__REQUIRED TASK__: For the listing below, give the count of lines containing the string "make" and nothing else.

__ROWS__:

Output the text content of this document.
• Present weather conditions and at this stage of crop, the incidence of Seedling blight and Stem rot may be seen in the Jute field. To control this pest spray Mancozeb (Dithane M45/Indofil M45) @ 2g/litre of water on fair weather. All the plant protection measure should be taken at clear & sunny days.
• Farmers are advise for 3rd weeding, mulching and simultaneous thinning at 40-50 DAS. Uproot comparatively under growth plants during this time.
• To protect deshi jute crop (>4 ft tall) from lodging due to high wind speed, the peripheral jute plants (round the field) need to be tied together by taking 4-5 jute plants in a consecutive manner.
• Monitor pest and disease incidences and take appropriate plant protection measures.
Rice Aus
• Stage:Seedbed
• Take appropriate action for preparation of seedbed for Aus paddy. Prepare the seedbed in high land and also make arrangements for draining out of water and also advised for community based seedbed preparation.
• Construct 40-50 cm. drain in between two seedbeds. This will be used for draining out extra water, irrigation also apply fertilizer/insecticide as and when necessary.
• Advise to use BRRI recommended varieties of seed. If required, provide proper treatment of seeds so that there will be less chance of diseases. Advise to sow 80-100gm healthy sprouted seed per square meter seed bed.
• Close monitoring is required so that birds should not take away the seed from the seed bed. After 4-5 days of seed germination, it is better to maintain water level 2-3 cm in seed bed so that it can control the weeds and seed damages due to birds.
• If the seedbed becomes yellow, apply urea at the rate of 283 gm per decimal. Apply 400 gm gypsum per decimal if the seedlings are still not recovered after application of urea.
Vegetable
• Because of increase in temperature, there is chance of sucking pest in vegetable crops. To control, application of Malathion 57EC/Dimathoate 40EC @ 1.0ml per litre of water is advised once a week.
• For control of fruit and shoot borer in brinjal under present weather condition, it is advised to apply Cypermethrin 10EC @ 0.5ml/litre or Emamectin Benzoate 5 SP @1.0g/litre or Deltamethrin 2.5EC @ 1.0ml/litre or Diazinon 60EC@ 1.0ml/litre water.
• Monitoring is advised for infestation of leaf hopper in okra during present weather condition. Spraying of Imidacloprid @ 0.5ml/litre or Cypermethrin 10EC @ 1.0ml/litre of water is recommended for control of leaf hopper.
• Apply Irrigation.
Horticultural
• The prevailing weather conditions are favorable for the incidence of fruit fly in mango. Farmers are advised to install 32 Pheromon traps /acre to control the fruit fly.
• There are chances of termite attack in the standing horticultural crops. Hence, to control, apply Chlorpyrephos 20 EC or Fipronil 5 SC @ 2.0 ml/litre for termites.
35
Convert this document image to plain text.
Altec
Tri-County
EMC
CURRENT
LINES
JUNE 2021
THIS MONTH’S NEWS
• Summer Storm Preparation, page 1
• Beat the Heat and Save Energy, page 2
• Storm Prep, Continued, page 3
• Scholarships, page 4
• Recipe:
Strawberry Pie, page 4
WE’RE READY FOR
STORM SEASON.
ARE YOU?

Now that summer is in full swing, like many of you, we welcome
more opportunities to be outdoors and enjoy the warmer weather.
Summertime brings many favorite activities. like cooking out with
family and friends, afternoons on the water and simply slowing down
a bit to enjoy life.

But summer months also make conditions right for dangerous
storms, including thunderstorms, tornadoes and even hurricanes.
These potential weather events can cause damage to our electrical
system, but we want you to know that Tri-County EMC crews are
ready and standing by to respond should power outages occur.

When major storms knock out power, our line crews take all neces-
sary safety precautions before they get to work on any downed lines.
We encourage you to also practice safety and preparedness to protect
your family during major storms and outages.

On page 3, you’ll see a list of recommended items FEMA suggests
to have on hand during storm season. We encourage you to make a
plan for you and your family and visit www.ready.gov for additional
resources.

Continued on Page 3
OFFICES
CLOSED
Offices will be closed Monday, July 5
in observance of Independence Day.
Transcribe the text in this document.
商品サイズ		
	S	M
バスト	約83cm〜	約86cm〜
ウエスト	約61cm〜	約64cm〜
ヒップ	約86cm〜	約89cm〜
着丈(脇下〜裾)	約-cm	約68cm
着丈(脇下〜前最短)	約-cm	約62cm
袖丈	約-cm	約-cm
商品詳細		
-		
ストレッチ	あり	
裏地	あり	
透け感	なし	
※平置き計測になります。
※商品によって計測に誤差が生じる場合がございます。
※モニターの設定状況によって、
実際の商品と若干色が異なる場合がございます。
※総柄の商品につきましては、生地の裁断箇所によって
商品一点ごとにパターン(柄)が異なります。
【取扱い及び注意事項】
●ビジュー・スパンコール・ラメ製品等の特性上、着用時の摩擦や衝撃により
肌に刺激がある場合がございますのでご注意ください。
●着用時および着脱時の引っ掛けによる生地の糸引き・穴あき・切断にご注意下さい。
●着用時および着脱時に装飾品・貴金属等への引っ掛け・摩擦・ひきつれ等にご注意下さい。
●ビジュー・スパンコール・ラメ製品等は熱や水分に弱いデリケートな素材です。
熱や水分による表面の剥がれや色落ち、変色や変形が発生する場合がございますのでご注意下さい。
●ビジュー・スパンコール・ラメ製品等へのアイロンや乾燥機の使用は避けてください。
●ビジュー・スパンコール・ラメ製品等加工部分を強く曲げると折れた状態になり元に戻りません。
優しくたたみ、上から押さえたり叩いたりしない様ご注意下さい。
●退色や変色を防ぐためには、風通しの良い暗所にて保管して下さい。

__ANSWER TO THE TASK__: 3